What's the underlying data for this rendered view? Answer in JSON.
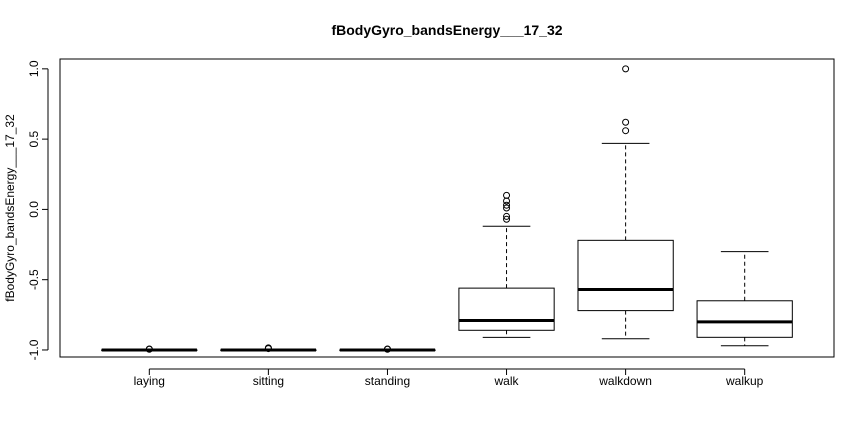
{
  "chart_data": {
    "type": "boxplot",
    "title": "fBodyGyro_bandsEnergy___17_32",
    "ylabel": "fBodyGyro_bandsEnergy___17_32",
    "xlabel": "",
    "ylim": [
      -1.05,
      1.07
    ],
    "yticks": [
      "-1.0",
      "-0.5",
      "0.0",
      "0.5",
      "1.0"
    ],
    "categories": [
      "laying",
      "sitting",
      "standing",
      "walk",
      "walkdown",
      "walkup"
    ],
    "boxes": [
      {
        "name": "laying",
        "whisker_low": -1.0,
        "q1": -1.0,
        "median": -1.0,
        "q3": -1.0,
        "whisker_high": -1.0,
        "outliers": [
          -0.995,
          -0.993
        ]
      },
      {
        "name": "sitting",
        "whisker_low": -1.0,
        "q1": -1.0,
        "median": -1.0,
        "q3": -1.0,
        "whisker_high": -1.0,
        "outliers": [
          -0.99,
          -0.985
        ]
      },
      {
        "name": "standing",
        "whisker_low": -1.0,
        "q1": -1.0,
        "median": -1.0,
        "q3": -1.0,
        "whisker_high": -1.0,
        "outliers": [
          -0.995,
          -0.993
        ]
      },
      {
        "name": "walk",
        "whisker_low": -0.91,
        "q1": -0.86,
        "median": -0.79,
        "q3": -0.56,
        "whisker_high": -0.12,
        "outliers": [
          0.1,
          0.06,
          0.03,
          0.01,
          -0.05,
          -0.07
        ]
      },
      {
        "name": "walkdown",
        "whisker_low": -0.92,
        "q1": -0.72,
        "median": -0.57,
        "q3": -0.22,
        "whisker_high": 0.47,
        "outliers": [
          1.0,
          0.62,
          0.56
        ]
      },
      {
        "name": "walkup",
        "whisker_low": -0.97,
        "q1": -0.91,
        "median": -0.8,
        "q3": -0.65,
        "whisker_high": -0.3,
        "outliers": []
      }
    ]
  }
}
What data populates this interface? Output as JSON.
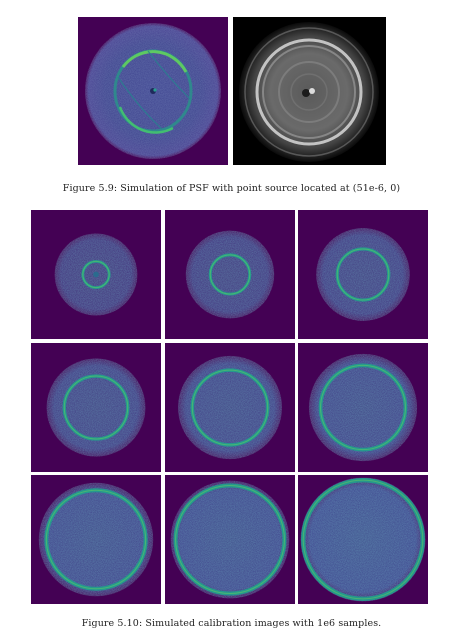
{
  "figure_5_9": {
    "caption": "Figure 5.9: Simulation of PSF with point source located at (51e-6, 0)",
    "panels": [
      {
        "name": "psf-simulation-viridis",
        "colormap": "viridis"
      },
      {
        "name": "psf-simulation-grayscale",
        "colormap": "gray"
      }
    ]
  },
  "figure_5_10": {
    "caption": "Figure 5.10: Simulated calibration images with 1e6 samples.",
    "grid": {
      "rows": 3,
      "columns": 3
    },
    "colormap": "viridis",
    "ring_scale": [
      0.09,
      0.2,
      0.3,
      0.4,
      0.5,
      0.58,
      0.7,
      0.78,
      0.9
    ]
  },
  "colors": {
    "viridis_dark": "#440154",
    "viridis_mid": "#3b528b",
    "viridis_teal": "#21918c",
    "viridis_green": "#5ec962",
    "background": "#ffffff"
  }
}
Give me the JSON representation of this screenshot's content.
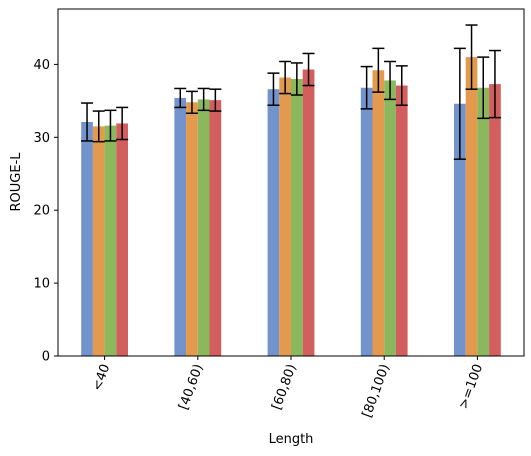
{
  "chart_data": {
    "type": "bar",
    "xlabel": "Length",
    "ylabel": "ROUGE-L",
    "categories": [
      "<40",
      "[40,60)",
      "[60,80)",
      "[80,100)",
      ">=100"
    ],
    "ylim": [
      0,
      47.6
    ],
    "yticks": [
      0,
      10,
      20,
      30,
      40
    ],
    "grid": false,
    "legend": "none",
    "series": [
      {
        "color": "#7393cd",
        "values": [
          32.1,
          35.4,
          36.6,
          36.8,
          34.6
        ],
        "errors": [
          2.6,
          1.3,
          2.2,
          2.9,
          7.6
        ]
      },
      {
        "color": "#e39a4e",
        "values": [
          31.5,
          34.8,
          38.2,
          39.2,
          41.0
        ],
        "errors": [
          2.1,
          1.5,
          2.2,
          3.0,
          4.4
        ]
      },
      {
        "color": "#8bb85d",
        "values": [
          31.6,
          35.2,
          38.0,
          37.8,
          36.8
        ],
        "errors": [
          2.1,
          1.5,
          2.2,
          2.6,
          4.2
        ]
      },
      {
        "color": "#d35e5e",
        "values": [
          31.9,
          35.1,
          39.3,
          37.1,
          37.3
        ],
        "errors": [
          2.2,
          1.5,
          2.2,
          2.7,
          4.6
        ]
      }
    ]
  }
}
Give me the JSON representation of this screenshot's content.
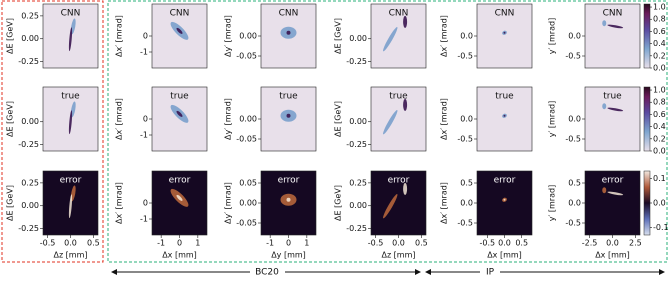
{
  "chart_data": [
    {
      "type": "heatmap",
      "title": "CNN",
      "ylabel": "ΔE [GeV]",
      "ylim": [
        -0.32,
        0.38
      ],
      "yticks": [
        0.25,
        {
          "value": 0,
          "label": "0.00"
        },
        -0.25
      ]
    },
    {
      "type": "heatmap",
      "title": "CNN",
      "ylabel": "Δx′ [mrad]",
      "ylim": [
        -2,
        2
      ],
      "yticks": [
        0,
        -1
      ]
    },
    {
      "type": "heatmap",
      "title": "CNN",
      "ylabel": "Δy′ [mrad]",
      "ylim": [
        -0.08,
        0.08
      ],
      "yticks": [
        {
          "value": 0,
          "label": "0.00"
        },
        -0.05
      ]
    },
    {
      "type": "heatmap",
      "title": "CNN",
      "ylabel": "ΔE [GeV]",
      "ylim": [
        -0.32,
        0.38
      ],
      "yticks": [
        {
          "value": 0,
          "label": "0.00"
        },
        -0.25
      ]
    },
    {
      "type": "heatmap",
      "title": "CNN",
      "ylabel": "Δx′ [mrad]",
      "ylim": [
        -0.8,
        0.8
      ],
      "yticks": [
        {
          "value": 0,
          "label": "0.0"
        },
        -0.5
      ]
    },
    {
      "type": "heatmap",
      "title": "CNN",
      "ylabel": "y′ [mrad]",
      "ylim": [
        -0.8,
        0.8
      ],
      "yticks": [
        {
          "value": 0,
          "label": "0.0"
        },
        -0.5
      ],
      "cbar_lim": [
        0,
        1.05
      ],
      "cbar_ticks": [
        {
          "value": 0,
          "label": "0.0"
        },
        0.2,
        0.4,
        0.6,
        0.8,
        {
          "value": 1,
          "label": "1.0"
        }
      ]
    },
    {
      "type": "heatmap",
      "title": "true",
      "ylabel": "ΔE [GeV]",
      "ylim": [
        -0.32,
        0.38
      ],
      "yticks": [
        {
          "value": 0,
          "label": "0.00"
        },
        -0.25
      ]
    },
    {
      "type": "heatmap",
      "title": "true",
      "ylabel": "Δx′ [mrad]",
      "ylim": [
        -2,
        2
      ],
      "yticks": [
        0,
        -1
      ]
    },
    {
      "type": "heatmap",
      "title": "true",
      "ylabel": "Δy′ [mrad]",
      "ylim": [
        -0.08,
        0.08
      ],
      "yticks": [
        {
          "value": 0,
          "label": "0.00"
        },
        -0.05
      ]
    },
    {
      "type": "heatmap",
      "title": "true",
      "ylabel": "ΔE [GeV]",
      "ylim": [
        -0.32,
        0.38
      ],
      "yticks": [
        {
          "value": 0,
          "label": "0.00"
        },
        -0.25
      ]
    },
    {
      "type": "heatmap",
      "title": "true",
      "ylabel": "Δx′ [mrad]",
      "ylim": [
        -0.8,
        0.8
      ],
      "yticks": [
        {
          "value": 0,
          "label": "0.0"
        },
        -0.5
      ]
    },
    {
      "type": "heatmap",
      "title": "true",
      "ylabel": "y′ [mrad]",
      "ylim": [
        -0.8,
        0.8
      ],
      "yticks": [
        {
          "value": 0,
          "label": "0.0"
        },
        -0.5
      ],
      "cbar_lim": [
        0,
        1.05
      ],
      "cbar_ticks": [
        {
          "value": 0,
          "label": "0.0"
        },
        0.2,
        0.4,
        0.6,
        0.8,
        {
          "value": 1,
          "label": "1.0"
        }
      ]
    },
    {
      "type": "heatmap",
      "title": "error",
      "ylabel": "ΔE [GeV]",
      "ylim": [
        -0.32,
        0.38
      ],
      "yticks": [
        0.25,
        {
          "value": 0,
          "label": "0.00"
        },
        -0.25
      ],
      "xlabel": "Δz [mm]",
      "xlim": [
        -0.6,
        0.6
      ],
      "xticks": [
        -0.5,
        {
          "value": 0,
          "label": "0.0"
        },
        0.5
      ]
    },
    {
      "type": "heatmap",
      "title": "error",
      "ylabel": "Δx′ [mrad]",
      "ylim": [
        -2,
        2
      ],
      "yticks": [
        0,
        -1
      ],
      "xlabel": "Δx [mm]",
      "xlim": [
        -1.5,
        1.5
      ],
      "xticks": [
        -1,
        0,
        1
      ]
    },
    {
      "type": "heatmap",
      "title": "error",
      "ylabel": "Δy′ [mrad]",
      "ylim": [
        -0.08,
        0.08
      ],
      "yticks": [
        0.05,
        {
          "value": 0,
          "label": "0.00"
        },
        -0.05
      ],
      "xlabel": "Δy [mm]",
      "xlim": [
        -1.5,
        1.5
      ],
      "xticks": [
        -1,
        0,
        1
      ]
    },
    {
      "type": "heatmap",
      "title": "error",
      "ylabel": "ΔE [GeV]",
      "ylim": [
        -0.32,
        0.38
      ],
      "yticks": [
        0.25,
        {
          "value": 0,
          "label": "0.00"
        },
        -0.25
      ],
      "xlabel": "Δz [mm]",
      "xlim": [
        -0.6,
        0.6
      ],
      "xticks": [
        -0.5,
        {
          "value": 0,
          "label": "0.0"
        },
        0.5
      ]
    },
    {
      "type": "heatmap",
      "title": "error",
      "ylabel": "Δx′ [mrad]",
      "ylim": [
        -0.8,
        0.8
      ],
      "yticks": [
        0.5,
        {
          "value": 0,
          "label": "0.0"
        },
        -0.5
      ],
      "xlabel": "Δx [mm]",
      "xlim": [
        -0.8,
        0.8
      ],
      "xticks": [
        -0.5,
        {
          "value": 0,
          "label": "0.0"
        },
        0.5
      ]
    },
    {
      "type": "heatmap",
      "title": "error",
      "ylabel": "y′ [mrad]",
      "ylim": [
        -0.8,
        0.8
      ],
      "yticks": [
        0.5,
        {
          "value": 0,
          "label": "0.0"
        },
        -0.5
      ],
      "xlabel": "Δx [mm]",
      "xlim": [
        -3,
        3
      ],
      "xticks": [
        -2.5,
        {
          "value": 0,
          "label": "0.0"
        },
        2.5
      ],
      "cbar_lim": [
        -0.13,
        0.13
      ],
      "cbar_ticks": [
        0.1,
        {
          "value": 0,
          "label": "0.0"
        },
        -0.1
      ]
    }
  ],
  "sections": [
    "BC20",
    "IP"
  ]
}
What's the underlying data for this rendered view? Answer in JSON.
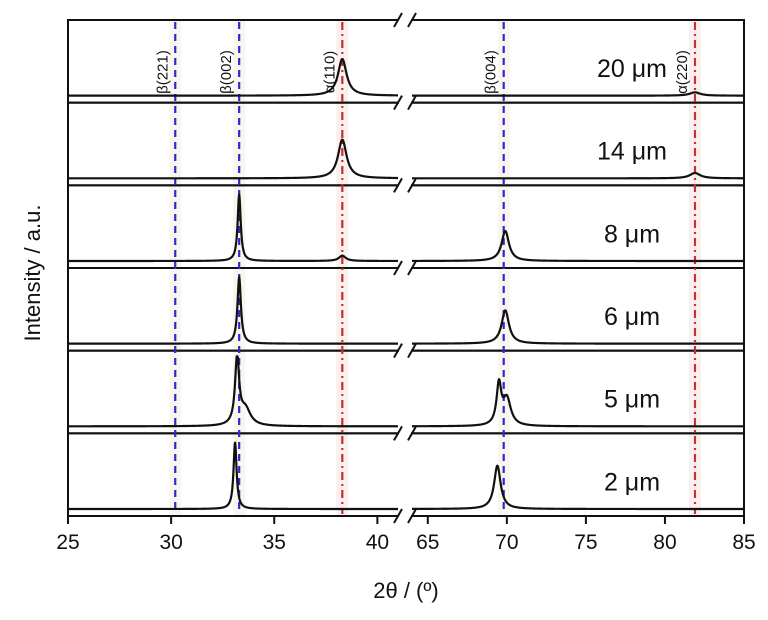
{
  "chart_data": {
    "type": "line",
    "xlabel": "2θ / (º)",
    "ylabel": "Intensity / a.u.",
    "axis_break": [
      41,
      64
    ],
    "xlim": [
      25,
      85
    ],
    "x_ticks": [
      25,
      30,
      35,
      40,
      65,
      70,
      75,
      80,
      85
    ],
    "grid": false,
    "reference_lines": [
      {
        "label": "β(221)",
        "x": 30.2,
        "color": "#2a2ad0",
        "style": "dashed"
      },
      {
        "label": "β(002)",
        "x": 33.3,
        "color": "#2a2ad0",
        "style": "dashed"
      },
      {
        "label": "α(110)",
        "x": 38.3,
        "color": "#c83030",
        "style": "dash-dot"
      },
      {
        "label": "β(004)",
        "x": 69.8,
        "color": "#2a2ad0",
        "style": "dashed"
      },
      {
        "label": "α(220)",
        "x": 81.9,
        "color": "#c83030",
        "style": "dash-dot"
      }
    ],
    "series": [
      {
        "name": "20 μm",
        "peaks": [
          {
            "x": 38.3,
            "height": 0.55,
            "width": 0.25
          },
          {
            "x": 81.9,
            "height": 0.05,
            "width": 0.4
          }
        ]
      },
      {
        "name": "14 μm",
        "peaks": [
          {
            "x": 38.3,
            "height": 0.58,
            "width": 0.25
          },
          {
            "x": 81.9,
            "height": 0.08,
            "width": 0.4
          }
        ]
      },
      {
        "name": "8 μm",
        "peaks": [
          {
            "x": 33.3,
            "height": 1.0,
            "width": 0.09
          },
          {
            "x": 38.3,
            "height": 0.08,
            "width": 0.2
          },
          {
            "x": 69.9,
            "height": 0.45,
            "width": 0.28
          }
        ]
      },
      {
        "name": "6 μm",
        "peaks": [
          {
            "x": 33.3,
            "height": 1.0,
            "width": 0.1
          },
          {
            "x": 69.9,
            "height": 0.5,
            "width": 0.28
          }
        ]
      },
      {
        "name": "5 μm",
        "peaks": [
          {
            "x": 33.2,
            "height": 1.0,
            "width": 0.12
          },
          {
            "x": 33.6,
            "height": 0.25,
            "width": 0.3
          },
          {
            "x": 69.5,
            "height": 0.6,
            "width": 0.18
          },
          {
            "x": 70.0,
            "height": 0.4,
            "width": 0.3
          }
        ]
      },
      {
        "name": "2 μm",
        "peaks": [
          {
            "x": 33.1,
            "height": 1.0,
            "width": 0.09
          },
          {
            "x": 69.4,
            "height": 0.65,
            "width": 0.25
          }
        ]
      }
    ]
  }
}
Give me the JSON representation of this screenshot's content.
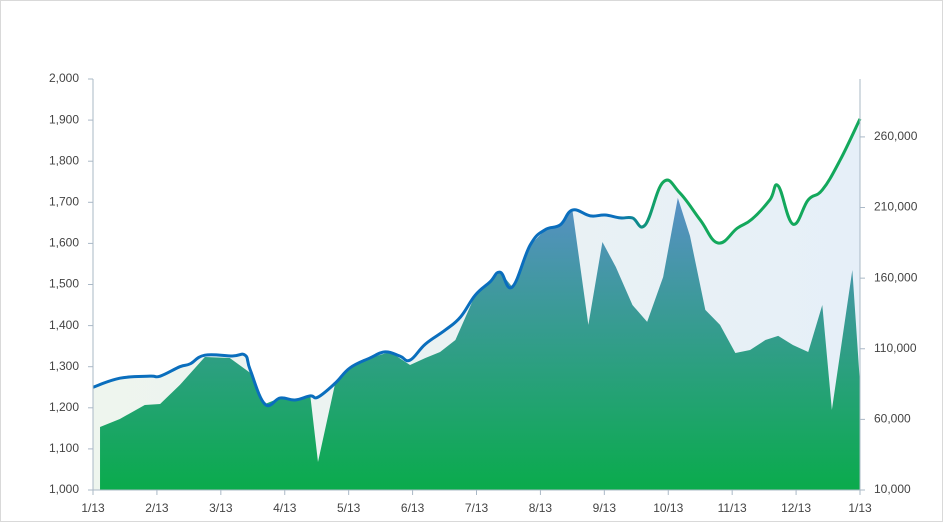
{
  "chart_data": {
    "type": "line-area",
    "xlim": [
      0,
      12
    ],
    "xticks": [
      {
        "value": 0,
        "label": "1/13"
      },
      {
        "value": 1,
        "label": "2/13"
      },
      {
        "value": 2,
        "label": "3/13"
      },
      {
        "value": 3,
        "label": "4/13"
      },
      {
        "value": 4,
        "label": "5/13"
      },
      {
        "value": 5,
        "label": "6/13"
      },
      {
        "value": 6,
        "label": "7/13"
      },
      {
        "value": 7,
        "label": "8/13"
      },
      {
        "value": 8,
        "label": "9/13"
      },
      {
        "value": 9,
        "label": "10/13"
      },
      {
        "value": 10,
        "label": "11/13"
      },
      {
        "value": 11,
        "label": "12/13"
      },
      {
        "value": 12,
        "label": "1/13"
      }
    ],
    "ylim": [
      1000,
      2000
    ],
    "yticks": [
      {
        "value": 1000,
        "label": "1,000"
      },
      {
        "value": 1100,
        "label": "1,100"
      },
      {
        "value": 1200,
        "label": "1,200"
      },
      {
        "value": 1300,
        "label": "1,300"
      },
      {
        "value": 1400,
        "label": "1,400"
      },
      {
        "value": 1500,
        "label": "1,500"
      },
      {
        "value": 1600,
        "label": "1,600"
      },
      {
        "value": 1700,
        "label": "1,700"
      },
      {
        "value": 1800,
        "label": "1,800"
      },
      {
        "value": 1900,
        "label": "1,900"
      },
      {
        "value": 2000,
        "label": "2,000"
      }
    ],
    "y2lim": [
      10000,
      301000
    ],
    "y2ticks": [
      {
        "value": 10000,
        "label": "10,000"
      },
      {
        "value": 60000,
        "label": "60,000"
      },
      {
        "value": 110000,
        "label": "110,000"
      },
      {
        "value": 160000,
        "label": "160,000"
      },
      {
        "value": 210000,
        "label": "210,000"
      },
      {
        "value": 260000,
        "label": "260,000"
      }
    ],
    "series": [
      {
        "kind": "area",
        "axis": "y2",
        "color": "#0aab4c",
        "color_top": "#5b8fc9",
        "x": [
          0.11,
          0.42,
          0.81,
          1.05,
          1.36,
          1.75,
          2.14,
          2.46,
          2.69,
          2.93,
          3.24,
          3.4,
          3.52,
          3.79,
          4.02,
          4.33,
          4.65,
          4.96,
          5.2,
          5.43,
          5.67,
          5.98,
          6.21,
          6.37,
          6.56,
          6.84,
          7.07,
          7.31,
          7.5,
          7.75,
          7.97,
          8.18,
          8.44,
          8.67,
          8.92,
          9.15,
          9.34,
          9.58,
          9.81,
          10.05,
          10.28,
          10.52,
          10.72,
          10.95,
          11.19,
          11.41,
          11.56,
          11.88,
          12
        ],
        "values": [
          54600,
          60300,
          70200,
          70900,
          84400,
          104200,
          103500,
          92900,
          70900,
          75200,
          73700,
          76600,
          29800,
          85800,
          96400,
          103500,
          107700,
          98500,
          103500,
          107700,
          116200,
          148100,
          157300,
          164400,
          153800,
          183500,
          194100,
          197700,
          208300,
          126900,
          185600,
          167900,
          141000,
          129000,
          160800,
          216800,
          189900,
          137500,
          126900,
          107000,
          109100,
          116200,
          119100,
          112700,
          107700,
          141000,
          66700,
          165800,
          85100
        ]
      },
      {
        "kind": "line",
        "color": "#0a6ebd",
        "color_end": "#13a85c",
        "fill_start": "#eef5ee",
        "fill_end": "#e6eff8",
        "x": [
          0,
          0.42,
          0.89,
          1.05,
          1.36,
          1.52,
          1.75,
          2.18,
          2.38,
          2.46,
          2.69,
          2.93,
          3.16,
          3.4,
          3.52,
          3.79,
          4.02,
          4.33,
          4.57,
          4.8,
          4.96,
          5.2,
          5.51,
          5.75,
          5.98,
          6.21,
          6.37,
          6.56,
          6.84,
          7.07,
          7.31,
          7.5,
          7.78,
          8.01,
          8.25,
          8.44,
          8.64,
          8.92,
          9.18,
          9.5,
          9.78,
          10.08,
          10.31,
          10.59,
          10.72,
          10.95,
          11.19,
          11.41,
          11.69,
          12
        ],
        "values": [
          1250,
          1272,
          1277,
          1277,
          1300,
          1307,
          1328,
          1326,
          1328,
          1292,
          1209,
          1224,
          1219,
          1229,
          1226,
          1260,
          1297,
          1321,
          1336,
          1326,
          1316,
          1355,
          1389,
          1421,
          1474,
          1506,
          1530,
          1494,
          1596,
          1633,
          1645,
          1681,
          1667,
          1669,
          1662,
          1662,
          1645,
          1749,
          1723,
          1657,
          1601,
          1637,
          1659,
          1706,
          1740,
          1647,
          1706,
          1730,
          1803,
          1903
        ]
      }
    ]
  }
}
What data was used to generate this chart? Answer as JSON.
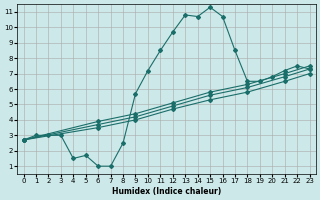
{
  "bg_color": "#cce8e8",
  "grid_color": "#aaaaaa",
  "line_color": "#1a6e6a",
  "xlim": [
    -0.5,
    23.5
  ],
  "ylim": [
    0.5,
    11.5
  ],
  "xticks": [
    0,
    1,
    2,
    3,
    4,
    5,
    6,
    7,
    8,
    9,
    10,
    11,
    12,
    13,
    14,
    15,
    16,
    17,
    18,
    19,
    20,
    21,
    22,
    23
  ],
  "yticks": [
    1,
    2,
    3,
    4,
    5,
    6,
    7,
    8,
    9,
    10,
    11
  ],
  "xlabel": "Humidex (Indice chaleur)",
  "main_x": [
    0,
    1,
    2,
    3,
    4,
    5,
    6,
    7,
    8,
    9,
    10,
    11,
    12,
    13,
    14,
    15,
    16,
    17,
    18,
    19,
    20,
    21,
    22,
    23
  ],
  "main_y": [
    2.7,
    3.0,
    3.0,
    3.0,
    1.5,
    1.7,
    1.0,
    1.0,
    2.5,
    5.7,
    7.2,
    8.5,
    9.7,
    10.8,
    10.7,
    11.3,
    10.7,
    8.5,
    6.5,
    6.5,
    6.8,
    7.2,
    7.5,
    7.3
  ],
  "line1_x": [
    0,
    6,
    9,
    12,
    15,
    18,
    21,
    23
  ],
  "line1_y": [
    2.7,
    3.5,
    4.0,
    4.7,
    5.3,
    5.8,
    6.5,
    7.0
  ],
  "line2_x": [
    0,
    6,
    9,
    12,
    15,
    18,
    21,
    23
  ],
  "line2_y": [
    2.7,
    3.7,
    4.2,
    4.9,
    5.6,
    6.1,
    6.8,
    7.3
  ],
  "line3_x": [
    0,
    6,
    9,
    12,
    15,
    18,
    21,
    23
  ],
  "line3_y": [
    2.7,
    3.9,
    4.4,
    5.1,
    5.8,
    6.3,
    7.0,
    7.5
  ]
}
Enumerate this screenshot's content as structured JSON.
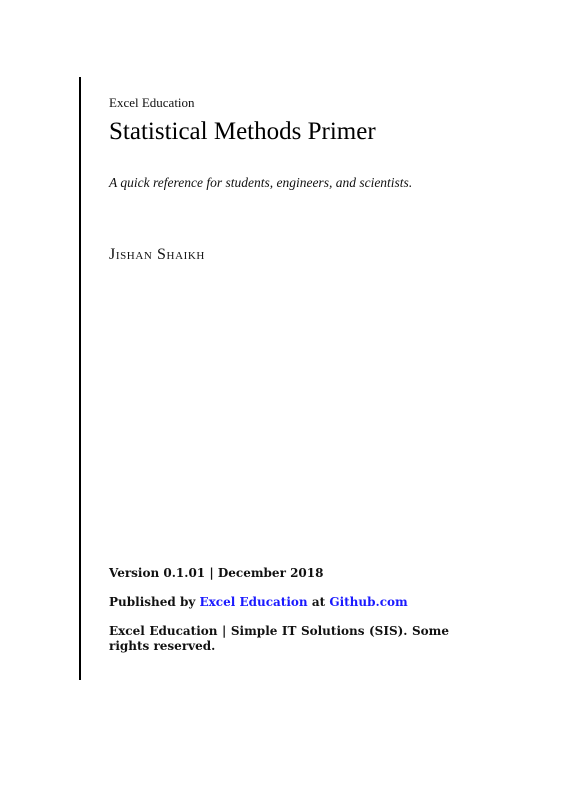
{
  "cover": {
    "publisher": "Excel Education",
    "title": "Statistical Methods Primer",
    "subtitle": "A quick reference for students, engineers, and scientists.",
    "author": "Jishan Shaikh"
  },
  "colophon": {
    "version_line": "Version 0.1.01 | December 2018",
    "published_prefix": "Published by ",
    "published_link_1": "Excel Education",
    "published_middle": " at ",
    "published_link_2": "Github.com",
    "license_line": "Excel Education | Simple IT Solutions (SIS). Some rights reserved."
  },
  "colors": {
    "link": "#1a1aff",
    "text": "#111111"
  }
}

########################################

• WHAT TO DO:
Each line from the one that contains "Enumerate this screenshot's" through the end of the records should be restated exactly; include both end lines and leave any pictures out.

• THE COMPLETED TASK:
Enumerate this screenshot's content as structured JSON.
{
  "cover": {
    "publisher": "Excel Education",
    "title": "Statistical Methods Primer",
    "subtitle": "A quick reference for students, engineers, and scientists.",
    "author": "Jishan Shaikh"
  },
  "colophon": {
    "version_line": "Version 0.1.01 | December 2018",
    "published_prefix": "Published by ",
    "published_link_1": "Excel Education",
    "published_middle": " at ",
    "published_link_2": "Github.com",
    "license_line": "Excel Education | Simple IT Solutions (SIS). Some rights reserved."
  },
  "colors": {
    "link": "#1a1aff",
    "text": "#111111"
  }
}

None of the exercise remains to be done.